TASK OBJECTIVE: Return each line containing "Mean".

EXERCISE MATERIALS:

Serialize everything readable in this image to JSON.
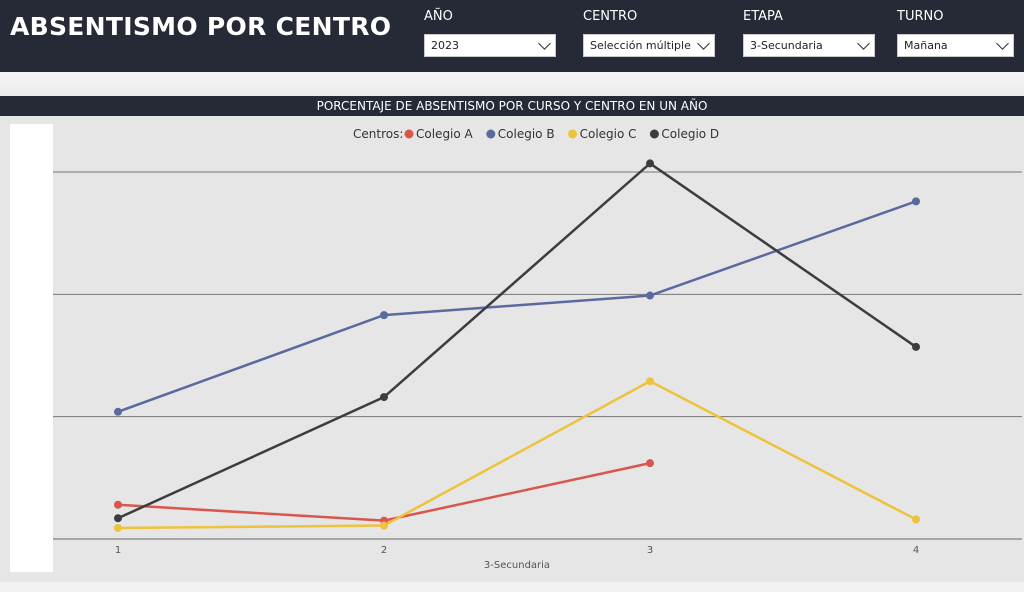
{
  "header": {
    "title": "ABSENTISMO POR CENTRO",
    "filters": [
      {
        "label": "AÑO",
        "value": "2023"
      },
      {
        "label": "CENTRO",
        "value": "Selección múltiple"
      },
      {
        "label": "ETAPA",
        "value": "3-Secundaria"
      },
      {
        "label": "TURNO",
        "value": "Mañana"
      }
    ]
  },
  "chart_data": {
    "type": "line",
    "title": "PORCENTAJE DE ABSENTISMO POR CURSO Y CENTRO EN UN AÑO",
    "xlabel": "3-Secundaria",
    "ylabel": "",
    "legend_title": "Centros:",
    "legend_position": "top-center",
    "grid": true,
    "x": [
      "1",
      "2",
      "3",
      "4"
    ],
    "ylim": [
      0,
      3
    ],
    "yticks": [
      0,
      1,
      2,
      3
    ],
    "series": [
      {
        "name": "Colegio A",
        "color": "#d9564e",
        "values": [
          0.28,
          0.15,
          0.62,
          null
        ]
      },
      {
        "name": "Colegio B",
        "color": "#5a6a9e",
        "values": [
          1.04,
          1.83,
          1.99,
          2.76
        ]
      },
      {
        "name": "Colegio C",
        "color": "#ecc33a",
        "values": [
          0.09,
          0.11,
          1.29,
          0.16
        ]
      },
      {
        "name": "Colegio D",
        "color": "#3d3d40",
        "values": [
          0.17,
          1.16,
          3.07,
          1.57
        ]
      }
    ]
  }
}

...

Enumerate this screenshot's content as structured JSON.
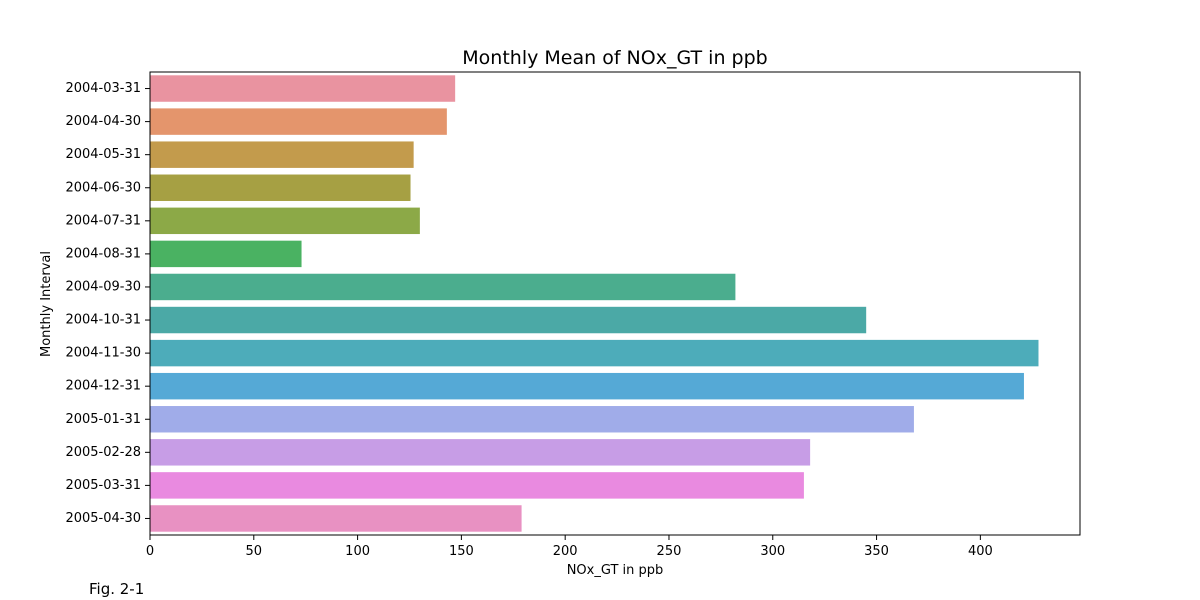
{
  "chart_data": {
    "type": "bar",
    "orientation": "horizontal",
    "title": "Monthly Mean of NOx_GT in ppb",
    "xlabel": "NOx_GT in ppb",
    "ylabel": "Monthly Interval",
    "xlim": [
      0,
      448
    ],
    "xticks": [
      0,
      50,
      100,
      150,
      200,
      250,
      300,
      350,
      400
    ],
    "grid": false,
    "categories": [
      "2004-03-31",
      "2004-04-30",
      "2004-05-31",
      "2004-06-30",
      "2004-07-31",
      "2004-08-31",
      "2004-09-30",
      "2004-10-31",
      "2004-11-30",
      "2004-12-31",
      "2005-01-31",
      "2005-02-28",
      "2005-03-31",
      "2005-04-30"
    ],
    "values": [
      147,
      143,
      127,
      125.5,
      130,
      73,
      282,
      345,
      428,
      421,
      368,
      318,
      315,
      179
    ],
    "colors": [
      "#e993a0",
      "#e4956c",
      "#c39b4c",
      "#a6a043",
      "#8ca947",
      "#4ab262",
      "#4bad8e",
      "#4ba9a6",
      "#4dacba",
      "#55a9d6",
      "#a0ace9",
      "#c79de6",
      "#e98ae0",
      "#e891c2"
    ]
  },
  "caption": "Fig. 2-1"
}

* * *

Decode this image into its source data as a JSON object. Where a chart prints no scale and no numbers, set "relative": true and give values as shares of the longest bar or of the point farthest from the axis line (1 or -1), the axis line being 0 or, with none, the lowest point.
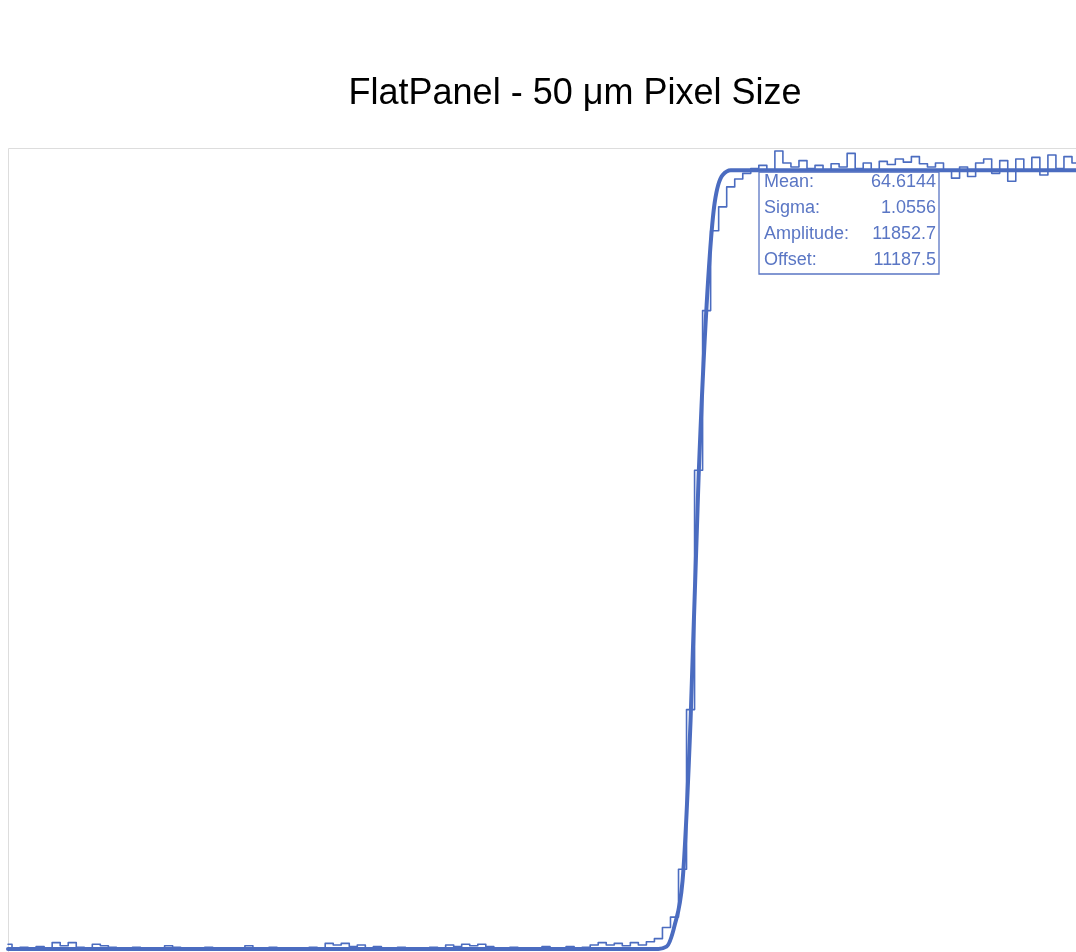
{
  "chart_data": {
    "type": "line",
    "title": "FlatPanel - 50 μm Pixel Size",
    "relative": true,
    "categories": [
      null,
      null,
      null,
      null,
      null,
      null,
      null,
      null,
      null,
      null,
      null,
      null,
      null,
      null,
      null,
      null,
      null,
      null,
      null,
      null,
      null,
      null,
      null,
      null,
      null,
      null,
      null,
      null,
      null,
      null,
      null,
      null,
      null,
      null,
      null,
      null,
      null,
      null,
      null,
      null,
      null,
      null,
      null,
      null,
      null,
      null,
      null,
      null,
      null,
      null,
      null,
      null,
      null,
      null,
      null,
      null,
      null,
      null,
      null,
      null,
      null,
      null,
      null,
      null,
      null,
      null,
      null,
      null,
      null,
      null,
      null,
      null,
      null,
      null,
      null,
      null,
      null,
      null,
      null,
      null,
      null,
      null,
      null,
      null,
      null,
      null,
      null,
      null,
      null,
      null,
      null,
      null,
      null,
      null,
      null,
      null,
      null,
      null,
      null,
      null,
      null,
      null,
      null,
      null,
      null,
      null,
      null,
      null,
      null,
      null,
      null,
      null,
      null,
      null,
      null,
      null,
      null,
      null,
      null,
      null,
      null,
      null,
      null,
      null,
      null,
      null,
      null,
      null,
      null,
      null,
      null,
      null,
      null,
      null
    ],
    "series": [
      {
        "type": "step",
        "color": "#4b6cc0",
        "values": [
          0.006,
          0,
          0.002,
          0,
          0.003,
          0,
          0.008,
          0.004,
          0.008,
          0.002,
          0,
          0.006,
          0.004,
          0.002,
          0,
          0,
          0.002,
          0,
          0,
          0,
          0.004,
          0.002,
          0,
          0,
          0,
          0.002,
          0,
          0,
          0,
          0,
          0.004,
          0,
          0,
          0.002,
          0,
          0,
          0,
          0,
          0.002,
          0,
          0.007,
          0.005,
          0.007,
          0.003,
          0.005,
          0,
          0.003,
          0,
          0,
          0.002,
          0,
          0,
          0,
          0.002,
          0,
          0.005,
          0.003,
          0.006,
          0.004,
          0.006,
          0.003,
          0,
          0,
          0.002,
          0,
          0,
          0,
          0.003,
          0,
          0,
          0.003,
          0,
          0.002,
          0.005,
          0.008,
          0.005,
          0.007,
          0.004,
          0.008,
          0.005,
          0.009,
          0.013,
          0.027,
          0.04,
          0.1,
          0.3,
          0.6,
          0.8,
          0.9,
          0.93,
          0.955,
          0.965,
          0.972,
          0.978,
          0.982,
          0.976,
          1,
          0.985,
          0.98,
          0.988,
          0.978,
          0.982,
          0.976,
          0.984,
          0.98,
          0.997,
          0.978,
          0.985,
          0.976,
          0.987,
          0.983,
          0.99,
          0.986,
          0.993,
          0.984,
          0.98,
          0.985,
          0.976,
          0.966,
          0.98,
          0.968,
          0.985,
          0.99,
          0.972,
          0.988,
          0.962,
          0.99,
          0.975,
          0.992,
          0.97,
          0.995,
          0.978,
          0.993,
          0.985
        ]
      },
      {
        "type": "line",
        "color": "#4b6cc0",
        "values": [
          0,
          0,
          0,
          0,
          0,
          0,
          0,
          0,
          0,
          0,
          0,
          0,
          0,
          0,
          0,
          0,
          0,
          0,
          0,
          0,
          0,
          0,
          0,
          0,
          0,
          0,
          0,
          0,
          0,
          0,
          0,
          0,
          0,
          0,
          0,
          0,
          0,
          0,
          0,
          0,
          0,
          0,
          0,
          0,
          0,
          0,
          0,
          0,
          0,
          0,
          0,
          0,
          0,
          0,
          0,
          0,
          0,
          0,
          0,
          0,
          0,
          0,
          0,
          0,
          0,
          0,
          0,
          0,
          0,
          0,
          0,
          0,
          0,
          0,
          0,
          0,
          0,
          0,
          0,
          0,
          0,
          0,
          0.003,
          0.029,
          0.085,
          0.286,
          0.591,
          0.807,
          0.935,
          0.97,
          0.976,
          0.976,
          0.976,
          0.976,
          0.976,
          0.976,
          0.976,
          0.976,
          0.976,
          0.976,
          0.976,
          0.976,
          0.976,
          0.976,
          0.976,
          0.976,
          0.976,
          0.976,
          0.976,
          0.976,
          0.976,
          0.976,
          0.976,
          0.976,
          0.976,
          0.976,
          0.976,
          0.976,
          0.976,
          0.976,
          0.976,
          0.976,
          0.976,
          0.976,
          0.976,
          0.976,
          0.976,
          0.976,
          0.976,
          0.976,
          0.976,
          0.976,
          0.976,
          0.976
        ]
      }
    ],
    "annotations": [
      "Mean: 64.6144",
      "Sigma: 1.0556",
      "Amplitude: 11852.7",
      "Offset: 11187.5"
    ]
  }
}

TASK SOLUTION:
    "title": "Monthly Mean of NOx_GT in ppb",
      "Mean: 64.6144",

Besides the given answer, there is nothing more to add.